Work to be completed:
Extract every line from the records below that contains the word "prețuri".

Dataset entries on figures:
####

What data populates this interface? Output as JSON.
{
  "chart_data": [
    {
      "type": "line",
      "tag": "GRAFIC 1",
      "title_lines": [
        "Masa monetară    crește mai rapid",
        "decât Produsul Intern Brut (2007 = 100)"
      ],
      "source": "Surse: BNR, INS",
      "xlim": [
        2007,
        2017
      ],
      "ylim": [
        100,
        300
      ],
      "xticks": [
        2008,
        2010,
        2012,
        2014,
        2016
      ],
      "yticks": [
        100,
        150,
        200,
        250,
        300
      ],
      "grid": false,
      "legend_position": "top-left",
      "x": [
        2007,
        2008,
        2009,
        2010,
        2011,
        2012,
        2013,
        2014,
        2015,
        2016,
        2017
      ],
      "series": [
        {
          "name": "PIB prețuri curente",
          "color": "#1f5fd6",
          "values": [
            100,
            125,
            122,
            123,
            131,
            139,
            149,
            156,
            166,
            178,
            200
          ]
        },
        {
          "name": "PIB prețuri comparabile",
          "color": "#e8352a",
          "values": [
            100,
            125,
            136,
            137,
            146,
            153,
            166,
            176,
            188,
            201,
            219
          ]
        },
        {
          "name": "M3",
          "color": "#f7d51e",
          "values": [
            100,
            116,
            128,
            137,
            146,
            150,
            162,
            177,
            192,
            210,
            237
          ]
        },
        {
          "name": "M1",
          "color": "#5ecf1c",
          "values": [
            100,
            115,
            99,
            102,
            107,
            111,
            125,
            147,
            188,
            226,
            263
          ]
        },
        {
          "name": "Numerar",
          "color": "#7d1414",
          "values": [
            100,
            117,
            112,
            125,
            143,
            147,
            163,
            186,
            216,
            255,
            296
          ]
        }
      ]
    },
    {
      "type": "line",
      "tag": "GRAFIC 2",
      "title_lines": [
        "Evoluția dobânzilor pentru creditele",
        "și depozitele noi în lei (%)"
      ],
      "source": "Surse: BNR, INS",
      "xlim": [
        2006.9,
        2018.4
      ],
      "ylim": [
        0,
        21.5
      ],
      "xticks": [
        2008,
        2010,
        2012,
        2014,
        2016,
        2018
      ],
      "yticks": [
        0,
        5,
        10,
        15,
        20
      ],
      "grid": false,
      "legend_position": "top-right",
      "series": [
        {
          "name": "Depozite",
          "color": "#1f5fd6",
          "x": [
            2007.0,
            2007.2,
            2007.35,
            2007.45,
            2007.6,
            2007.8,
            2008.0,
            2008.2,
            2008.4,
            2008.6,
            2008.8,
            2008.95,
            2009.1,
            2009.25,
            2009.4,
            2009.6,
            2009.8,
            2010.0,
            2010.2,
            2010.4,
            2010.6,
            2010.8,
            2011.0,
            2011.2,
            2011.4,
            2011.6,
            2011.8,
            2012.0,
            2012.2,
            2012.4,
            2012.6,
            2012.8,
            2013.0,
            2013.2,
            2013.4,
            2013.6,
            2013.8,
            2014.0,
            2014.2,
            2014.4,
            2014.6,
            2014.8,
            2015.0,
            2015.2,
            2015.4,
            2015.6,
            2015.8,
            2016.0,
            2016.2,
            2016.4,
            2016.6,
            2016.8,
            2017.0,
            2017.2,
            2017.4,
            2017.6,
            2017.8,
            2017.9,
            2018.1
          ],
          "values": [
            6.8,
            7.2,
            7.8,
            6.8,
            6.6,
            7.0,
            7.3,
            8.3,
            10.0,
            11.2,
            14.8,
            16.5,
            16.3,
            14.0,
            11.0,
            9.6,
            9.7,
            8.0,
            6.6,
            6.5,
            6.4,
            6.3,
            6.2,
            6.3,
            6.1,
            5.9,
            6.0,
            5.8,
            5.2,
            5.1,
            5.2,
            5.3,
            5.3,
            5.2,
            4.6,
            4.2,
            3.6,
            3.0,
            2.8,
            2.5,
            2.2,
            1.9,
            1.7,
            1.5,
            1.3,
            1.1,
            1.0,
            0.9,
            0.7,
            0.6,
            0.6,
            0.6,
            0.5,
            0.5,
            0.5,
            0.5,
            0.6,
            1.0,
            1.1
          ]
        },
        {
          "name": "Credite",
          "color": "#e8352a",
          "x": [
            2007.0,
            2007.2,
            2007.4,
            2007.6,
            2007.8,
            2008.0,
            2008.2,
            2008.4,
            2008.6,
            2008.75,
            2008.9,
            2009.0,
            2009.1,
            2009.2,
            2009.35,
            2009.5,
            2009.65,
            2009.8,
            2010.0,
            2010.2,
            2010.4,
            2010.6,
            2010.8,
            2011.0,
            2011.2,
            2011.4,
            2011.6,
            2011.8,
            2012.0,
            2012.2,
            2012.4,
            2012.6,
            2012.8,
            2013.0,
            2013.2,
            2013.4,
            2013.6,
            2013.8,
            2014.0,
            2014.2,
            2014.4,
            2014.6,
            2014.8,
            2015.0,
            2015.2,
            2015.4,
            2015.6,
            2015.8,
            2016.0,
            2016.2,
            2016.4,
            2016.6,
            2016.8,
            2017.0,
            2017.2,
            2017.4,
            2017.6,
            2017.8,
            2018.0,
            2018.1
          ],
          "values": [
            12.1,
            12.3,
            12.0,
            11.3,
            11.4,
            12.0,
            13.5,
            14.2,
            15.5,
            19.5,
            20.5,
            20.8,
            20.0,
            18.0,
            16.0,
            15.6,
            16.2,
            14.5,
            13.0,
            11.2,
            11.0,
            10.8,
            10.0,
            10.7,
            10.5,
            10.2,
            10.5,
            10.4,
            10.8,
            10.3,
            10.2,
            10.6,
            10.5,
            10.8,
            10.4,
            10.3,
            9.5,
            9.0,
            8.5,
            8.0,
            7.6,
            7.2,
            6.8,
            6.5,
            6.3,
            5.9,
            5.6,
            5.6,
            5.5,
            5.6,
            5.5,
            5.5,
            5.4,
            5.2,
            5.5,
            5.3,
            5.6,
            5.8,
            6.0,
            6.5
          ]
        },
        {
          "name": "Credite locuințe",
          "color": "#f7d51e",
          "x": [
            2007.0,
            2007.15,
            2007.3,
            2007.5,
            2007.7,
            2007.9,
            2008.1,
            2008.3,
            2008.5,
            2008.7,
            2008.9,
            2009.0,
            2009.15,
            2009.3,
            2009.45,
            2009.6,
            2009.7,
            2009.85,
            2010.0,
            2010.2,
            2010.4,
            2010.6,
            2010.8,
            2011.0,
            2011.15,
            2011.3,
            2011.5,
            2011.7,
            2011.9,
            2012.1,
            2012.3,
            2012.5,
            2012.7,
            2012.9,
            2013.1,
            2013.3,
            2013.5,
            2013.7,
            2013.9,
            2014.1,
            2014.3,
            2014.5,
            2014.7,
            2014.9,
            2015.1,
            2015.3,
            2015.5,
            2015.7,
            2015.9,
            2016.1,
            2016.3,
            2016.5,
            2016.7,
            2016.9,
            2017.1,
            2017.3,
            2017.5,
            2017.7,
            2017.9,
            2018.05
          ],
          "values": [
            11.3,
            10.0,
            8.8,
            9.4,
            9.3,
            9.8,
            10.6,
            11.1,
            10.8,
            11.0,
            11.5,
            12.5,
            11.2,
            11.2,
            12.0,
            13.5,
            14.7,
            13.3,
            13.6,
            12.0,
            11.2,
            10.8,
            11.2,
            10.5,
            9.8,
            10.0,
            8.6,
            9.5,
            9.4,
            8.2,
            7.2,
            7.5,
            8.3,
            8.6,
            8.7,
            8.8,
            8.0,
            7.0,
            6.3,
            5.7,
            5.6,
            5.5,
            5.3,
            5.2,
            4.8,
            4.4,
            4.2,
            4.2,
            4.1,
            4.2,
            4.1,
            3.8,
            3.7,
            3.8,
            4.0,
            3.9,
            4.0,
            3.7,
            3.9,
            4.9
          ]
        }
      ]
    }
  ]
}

####

The reply:
          "name": "PIB prețuri curente",
          "name": "PIB prețuri comparabile",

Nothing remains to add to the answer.